▸ WHAT IS BEING ASKED: Locate the line that contains "Output the text content of this document.". Copy it and every following line through the end of the records, exactly, and include nothing else.
## begin SOURCE MATERIAL
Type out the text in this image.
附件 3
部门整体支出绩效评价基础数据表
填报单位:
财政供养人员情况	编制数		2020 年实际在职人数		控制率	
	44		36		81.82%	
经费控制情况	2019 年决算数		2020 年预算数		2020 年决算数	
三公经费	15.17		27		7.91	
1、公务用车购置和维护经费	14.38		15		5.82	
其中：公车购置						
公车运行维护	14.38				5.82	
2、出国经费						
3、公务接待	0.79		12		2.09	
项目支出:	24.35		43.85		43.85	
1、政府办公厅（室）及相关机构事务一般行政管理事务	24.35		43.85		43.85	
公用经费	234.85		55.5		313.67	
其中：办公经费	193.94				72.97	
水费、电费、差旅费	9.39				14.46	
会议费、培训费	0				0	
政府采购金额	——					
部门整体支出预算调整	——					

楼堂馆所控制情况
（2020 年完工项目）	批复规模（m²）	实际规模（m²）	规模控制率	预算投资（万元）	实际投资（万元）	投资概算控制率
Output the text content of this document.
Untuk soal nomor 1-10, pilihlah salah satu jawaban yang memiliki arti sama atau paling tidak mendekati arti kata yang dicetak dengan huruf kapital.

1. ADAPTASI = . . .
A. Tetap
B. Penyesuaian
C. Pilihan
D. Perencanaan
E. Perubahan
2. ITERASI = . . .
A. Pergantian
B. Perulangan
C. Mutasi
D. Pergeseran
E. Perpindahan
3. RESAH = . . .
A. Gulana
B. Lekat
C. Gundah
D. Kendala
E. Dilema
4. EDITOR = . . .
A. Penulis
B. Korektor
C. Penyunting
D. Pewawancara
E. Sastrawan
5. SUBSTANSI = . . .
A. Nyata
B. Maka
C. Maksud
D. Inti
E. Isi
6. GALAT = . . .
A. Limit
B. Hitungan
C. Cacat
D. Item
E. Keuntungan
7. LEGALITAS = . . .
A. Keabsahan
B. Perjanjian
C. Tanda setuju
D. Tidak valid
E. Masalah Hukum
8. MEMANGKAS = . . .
## end SOURCE MATERIAL
▸ SOLUTION TO THIS EXERCISE:
Output the text content of this document.
Untuk soal nomor 1-10, pilihlah salah satu jawaban yang memiliki arti sama atau paling tidak mendekati arti kata yang dicetak dengan huruf kapital.

1. ADAPTASI = . . .
A. Tetap
B. Penyesuaian
C. Pilihan
D. Perencanaan
E. Perubahan
2. ITERASI = . . .
A. Pergantian
B. Perulangan
C. Mutasi
D. Pergeseran
E. Perpindahan
3. RESAH = . . .
A. Gulana
B. Lekat
C. Gundah
D. Kendala
E. Dilema
4. EDITOR = . . .
A. Penulis
B. Korektor
C. Penyunting
D. Pewawancara
E. Sastrawan
5. SUBSTANSI = . . .
A. Nyata
B. Maka
C. Maksud
D. Inti
E. Isi
6. GALAT = . . .
A. Limit
B. Hitungan
C. Cacat
D. Item
E. Keuntungan
7. LEGALITAS = . . .
A. Keabsahan
B. Perjanjian
C. Tanda setuju
D. Tidak valid
E. Masalah Hukum
8. MEMANGKAS = . . .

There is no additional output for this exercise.